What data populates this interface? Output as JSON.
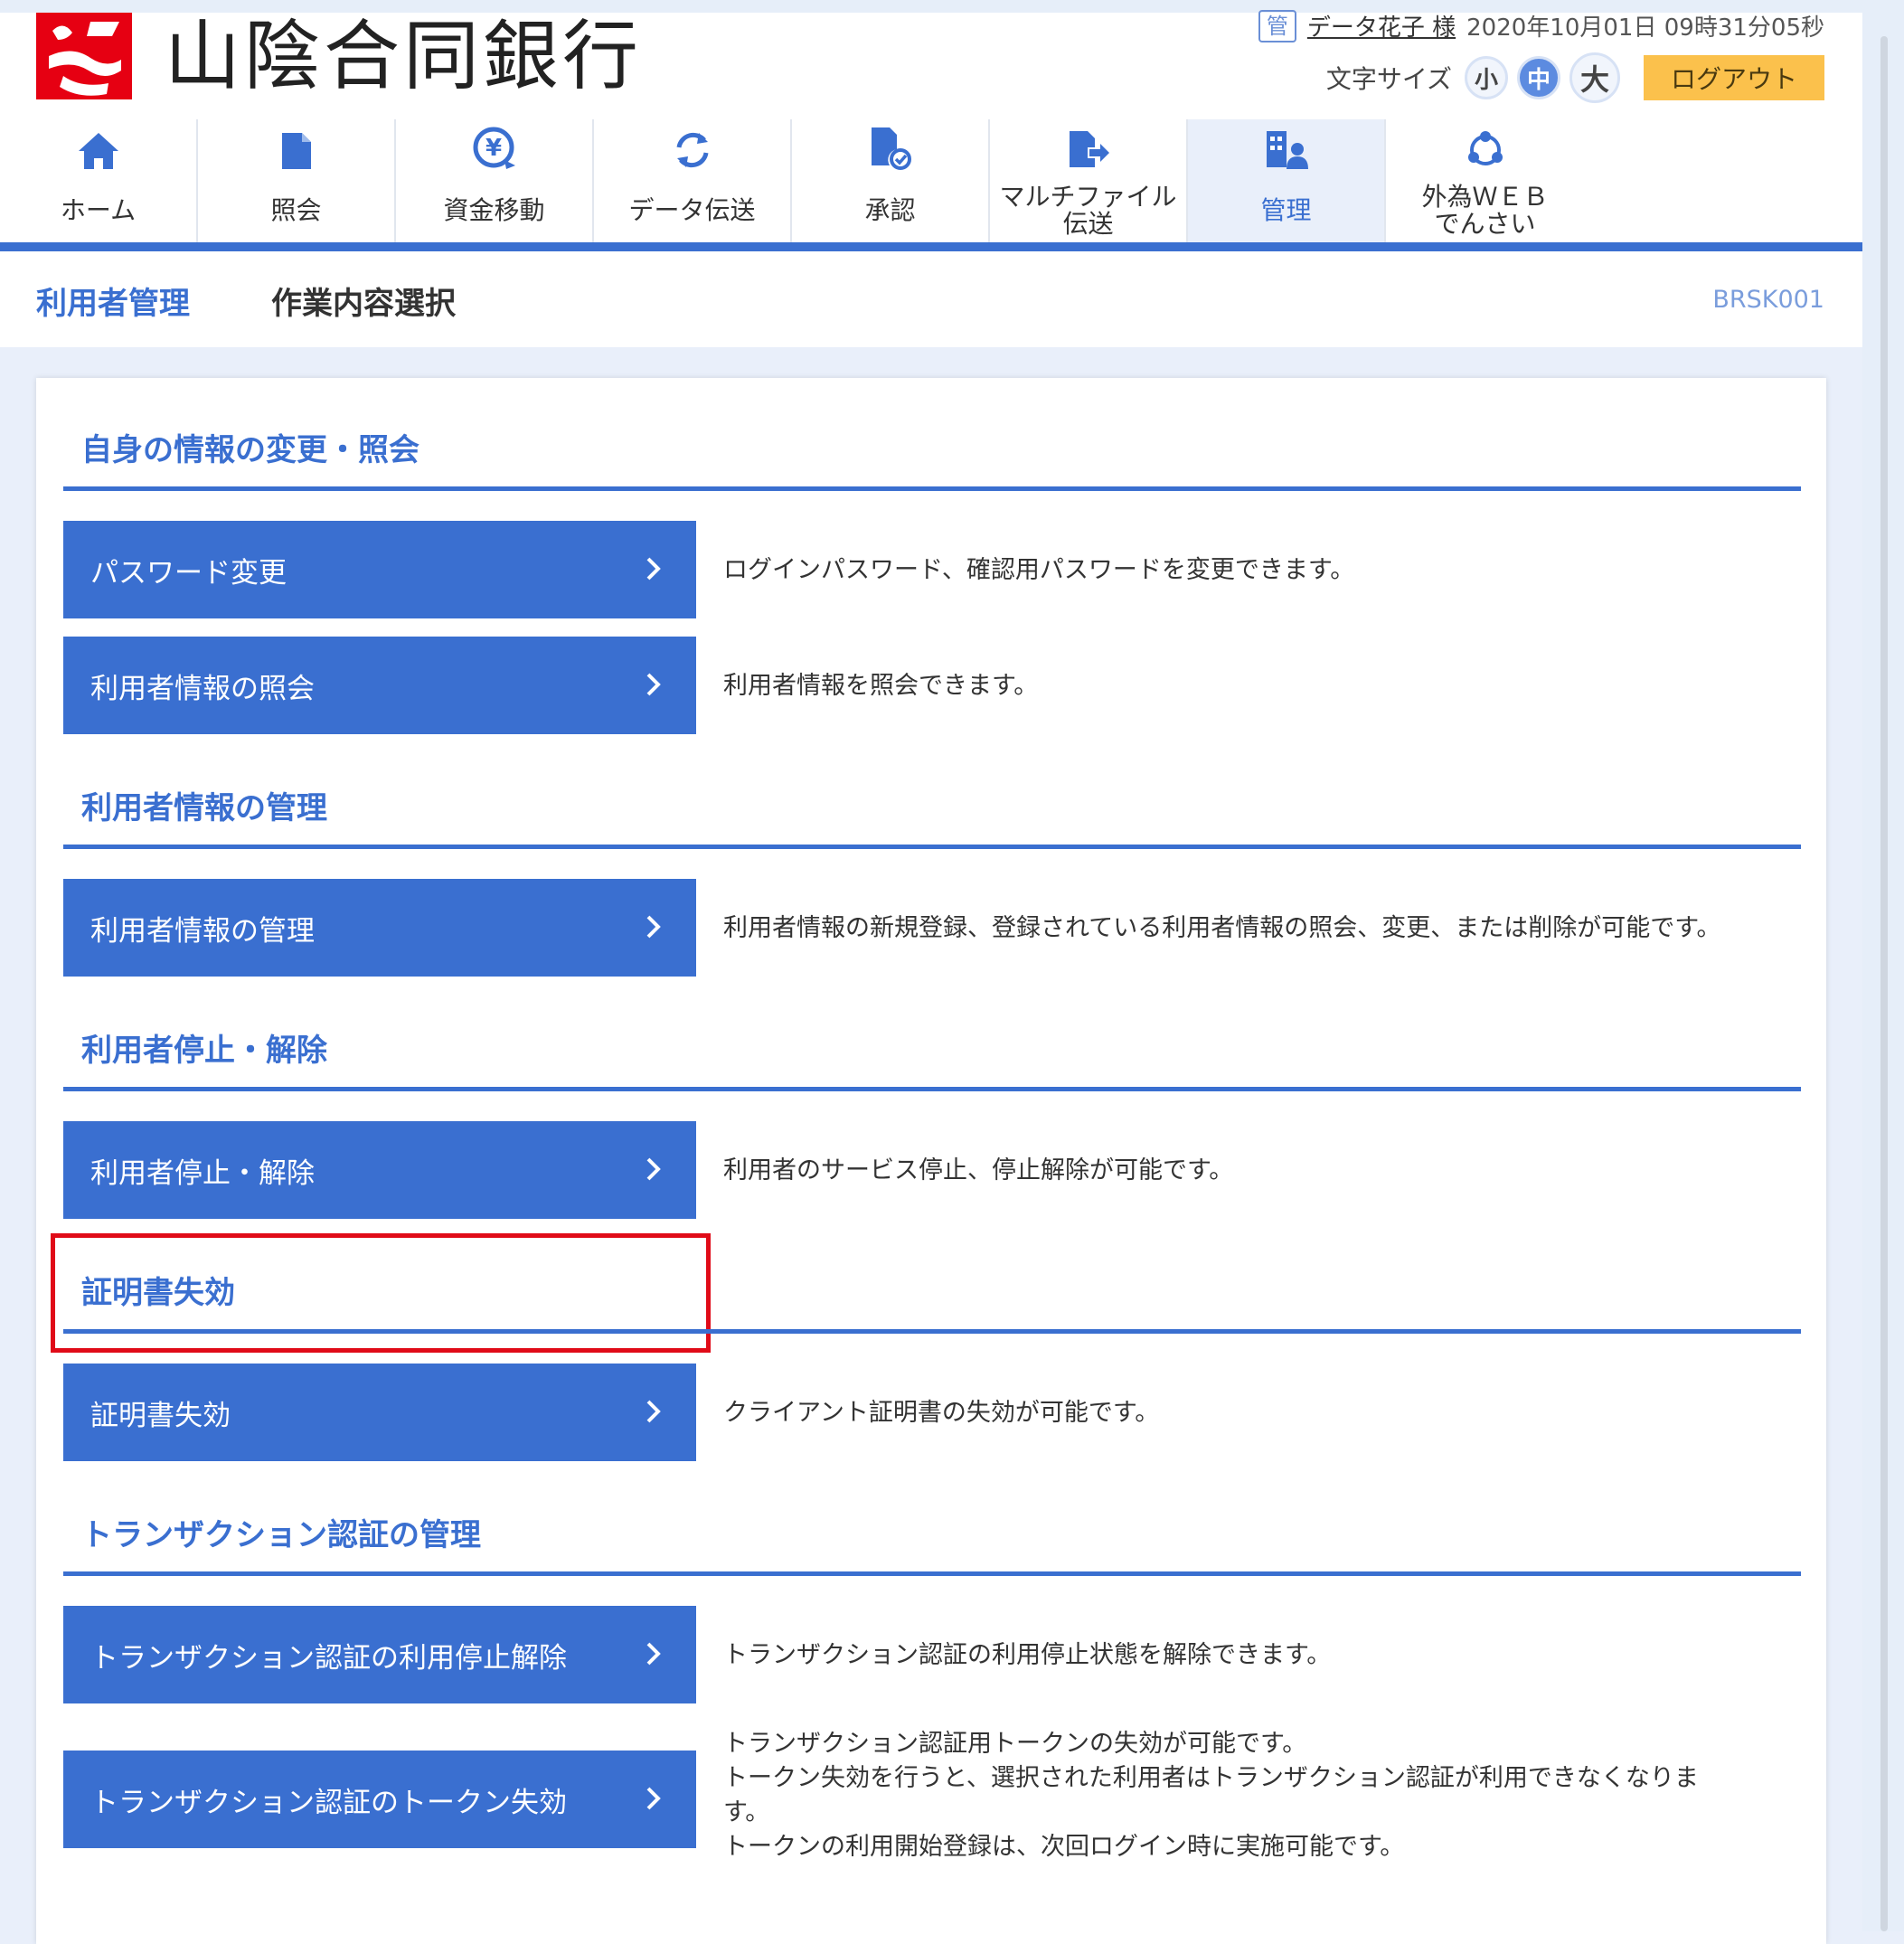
{
  "header": {
    "bank_name": "山陰合同銀行",
    "user_role_badge": "管",
    "user_name": "データ花子 様",
    "datetime": "2020年10月01日 09時31分05秒",
    "font_size_label": "文字サイズ",
    "font_sizes": [
      "小",
      "中",
      "大"
    ],
    "active_font_size": "中",
    "logout_label": "ログアウト"
  },
  "nav": {
    "items": [
      {
        "label": "ホーム",
        "icon": "home-icon"
      },
      {
        "label": "照会",
        "icon": "document-icon"
      },
      {
        "label": "資金移動",
        "icon": "yen-transfer-icon"
      },
      {
        "label": "データ伝送",
        "icon": "refresh-icon"
      },
      {
        "label": "承認",
        "icon": "approval-icon"
      },
      {
        "label": "マルチファイル\n伝送",
        "icon": "file-transfer-icon"
      },
      {
        "label": "管理",
        "icon": "management-icon"
      },
      {
        "label": "外為ＷＥＢ\nでんさい",
        "icon": "network-icon"
      }
    ],
    "active": "管理"
  },
  "page": {
    "category": "利用者管理",
    "title": "作業内容選択",
    "screen_id": "BRSK001"
  },
  "sections": [
    {
      "title": "自身の情報の変更・照会",
      "actions": [
        {
          "label": "パスワード変更",
          "desc": "ログインパスワード、確認用パスワードを変更できます。"
        },
        {
          "label": "利用者情報の照会",
          "desc": "利用者情報を照会できます。"
        }
      ]
    },
    {
      "title": "利用者情報の管理",
      "actions": [
        {
          "label": "利用者情報の管理",
          "desc": "利用者情報の新規登録、登録されている利用者情報の照会、変更、または削除が可能です。",
          "highlighted": true
        }
      ]
    },
    {
      "title": "利用者停止・解除",
      "actions": [
        {
          "label": "利用者停止・解除",
          "desc": "利用者のサービス停止、停止解除が可能です。"
        }
      ]
    },
    {
      "title": "証明書失効",
      "actions": [
        {
          "label": "証明書失効",
          "desc": "クライアント証明書の失効が可能です。"
        }
      ]
    },
    {
      "title": "トランザクション認証の管理",
      "actions": [
        {
          "label": "トランザクション認証の利用停止解除",
          "desc": "トランザクション認証の利用停止状態を解除できます。"
        },
        {
          "label": "トランザクション認証のトークン失効",
          "desc_lines": [
            "トランザクション認証用トークンの失効が可能です。",
            "トークン失効を行うと、選択された利用者はトランザクション認証が利用できなくなりま",
            "す。",
            "トークンの利用開始登録は、次回ログイン時に実施可能です。"
          ]
        }
      ]
    }
  ],
  "colors": {
    "primary": "#3a6fd0",
    "highlight": "#e00b18",
    "logout": "#fbc14c",
    "logo": "#e60012"
  }
}
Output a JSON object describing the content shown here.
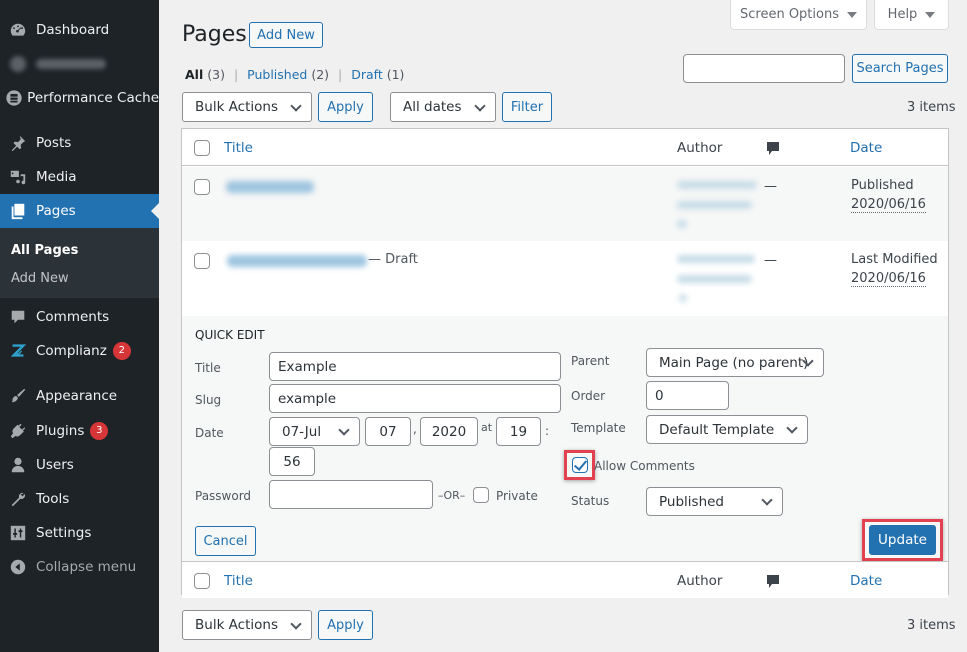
{
  "sidebar": {
    "items": [
      {
        "label": "Dashboard",
        "icon": "dashboard-icon"
      },
      {
        "label": "",
        "icon": "redacted-icon",
        "redacted": true
      },
      {
        "label": "Performance Cache",
        "icon": "cache-icon"
      },
      {
        "label": "Posts",
        "icon": "pin-icon"
      },
      {
        "label": "Media",
        "icon": "media-icon"
      },
      {
        "label": "Pages",
        "icon": "pages-icon",
        "active": true
      },
      {
        "label": "Comments",
        "icon": "comment-icon"
      },
      {
        "label": "Complianz",
        "icon": "complianz-icon",
        "badge": "2"
      },
      {
        "label": "Appearance",
        "icon": "brush-icon"
      },
      {
        "label": "Plugins",
        "icon": "plug-icon",
        "badge": "3"
      },
      {
        "label": "Users",
        "icon": "user-icon"
      },
      {
        "label": "Tools",
        "icon": "wrench-icon"
      },
      {
        "label": "Settings",
        "icon": "settings-icon"
      },
      {
        "label": "Collapse menu",
        "icon": "collapse-icon"
      }
    ],
    "submenu": [
      {
        "label": "All Pages",
        "current": true
      },
      {
        "label": "Add New"
      }
    ]
  },
  "topbar": {
    "screen_options": "Screen Options",
    "help": "Help"
  },
  "header": {
    "title": "Pages",
    "add_new": "Add New"
  },
  "filters": {
    "all": "All",
    "all_count": "(3)",
    "published": "Published",
    "published_count": "(2)",
    "draft": "Draft",
    "draft_count": "(1)",
    "separator": "|"
  },
  "search": {
    "value": "",
    "button": "Search Pages"
  },
  "tablenav": {
    "bulk_actions": "Bulk Actions",
    "apply": "Apply",
    "dates": "All dates",
    "filter": "Filter",
    "items_count": "3 items"
  },
  "table": {
    "columns": {
      "title": "Title",
      "author": "Author",
      "comments_icon": "comment-bubble-icon",
      "date": "Date"
    },
    "rows": [
      {
        "title": "",
        "title_redacted": true,
        "state": "",
        "author_redacted": true,
        "comments": "—",
        "date_status": "Published",
        "date": "2020/06/16"
      },
      {
        "title": "",
        "title_redacted": true,
        "state": "— Draft",
        "author_redacted": true,
        "comments": "—",
        "date_status": "Last Modified",
        "date": "2020/06/16"
      }
    ]
  },
  "quick_edit": {
    "legend": "QUICK EDIT",
    "title_label": "Title",
    "title_value": "Example",
    "slug_label": "Slug",
    "slug_value": "example",
    "date_label": "Date",
    "month": "07-Jul",
    "day": "07",
    "comma": ",",
    "year": "2020",
    "at": "at",
    "hour": "19",
    "colon": ":",
    "minute": "56",
    "password_label": "Password",
    "password_value": "",
    "or": "–OR–",
    "private_label": "Private",
    "private_checked": false,
    "parent_label": "Parent",
    "parent_value": "Main Page (no parent)",
    "order_label": "Order",
    "order_value": "0",
    "template_label": "Template",
    "template_value": "Default Template",
    "allow_comments_label": "Allow Comments",
    "allow_comments_checked": true,
    "status_label": "Status",
    "status_value": "Published",
    "cancel": "Cancel",
    "update": "Update"
  },
  "colors": {
    "accent": "#2271b1",
    "sidebar_bg": "#1d2327",
    "badge": "#d63638",
    "highlight": "#e2424f"
  }
}
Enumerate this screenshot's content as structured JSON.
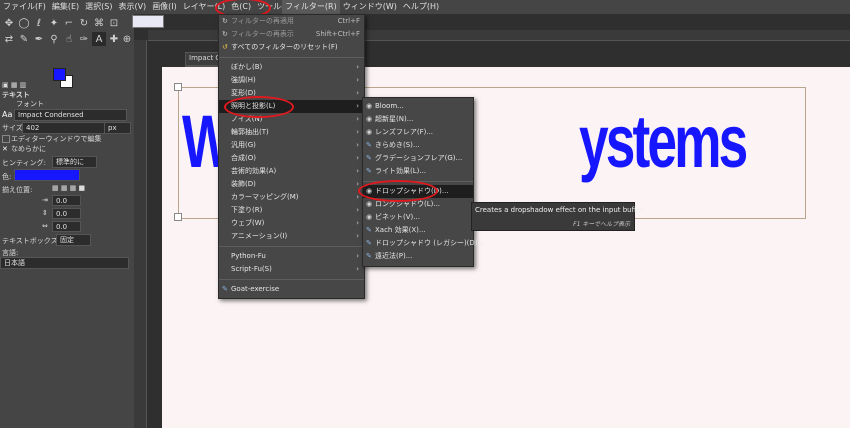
{
  "menubar": {
    "items": [
      "ファイル(F)",
      "編集(E)",
      "選択(S)",
      "表示(V)",
      "画像(I)",
      "レイヤー(L)",
      "色(C)",
      "ツール(T)",
      "フィルター(R)",
      "ウィンドウ(W)",
      "ヘルプ(H)"
    ],
    "active_label": "フィルター(R)"
  },
  "canvas": {
    "tab_title": "Impact C",
    "text_left": "W",
    "text_right": "ystems"
  },
  "toolbox": {
    "text_header": "テキスト",
    "font_label": "フォント",
    "font_value": "Impact Condensed",
    "size_label": "サイズ:",
    "size_value": "402",
    "size_unit": "px",
    "editor_label": "エディターウィンドウで編集",
    "antialias_label": "なめらかに",
    "hinting_label": "ヒンティング:",
    "hinting_value": "標準的に",
    "color_label": "色:",
    "color_value": "#1616ff",
    "justify_label": "揃え位置:",
    "indent": "0.0",
    "line_spacing": "0.0",
    "letter_spacing": "0.0",
    "box_label": "テキストボックス:",
    "box_value": "固定",
    "language_label": "言語:",
    "language_value": "日本語"
  },
  "filters_menu": {
    "reapply_label": "フィルターの再適用",
    "reapply_shortcut": "Ctrl+F",
    "reshow_label": "フィルターの再表示",
    "reshow_shortcut": "Shift+Ctrl+F",
    "reset_label": "すべてのフィルターのリセット(F)",
    "items": [
      "ぼかし(B)",
      "強調(H)",
      "変形(D)",
      "照明と投影(L)",
      "ノイズ(N)",
      "輪郭抽出(T)",
      "汎用(G)",
      "合成(O)",
      "芸術的効果(A)",
      "装飾(D)",
      "カラーマッピング(M)",
      "下塗り(R)",
      "ウェブ(W)",
      "アニメーション(I)"
    ],
    "python_fu": "Python-Fu",
    "script_fu": "Script-Fu(S)",
    "goat_exercise": "Goat-exercise"
  },
  "light_shadow_menu": {
    "items": [
      "Bloom...",
      "超新星(N)...",
      "レンズフレア(F)...",
      "きらめき(S)...",
      "グラデーションフレア(G)...",
      "ライト効果(L)..."
    ],
    "shadow_items": [
      "ドロップシャドウ(D)...",
      "ロングシャドウ(L)...",
      "ビネット(V)...",
      "Xach 効果(X)...",
      "ドロップシャドウ (レガシー)(D)...",
      "遠近法(P)..."
    ]
  },
  "tooltip": {
    "text": "Creates a dropshadow effect on the input buffer",
    "help": "F1 キーでヘルプ表示"
  },
  "colors": {
    "highlight_circle": "#e0191f",
    "text_blue": "#1616ff"
  }
}
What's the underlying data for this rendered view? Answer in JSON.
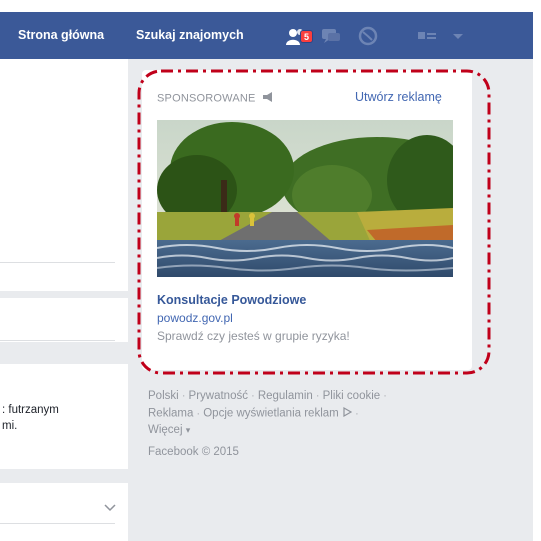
{
  "topbar": {
    "home_label": "Strona główna",
    "find_friends_label": "Szukaj znajomych",
    "friend_requests_count": "5",
    "icons": [
      "friend-requests-icon",
      "messages-icon",
      "notifications-globe-icon",
      "privacy-shortcuts-icon",
      "account-menu-chevron-icon"
    ]
  },
  "ad": {
    "sponsored_label": "SPONSOROWANE",
    "create_ad_label": "Utwórz reklamę",
    "title": "Konsultacje Powodziowe",
    "url": "powodz.gov.pl",
    "description": "Sprawdź czy jesteś w grupie ryzyka!"
  },
  "footer": {
    "line1": [
      "Polski",
      "Prywatność",
      "Regulamin",
      "Pliki cookie"
    ],
    "line2": [
      "Reklama",
      "Opcje wyświetlania reklam"
    ],
    "more_label": "Więcej",
    "copyright": "Facebook © 2015"
  },
  "left_column": {
    "cut_text_line1": ": futrzanym",
    "cut_text_line2": "mi."
  },
  "colors": {
    "topbar": "#3b5998",
    "link": "#4267b2",
    "muted": "#90949c",
    "highlight_outline": "#c0001a"
  }
}
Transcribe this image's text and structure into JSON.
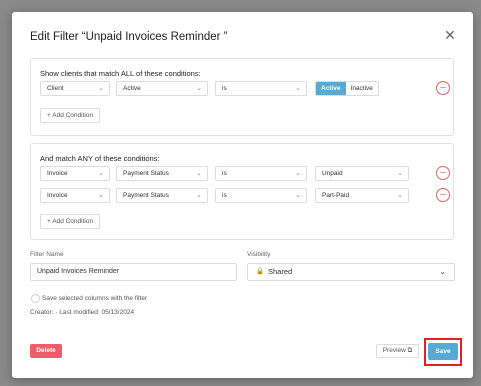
{
  "dialog": {
    "title": "Edit Filter “Unpaid Invoices Reminder ”",
    "close_glyph": "✕"
  },
  "all_conditions": {
    "title": "Show clients that match ALL of these conditions:",
    "rows": [
      {
        "entity": "Client",
        "field": "Active",
        "operator": "is",
        "toggle_on": "Active",
        "toggle_off": "Inactive"
      }
    ],
    "add_label": "+ Add Condition"
  },
  "any_conditions": {
    "title": "And match ANY of these conditions:",
    "rows": [
      {
        "entity": "Invoice",
        "field": "Payment Status",
        "operator": "is",
        "value": "Unpaid"
      },
      {
        "entity": "Invoice",
        "field": "Payment Status",
        "operator": "is",
        "value": "Part-Paid"
      }
    ],
    "add_label": "+ Add Condition"
  },
  "filter_name": {
    "label": "Filter Name",
    "value": "Unpaid Invoices Reminder"
  },
  "visibility": {
    "label": "Visibility",
    "value": "Shared",
    "lock_glyph": "🔒"
  },
  "save_columns": {
    "label": "Save selected columns with the filter"
  },
  "meta": {
    "text": "Creator:  ·  Last modified: 05/13/2024"
  },
  "footer": {
    "delete_label": "Delete",
    "preview_label": "Preview ⧉",
    "save_label": "Save"
  },
  "colors": {
    "accent": "#56aad3",
    "danger": "#ef5d6b",
    "highlight": "#dd2222"
  },
  "icons": {
    "chevron": "⌄",
    "minus": "–"
  }
}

-*-*-

▶ [REQUEST] Using the data above, copy each line that contains "transfer".

▶ [COMPLETED TASK]
        "icon": "yen-transfer-icon"
        "icon": "file-transfer-icon"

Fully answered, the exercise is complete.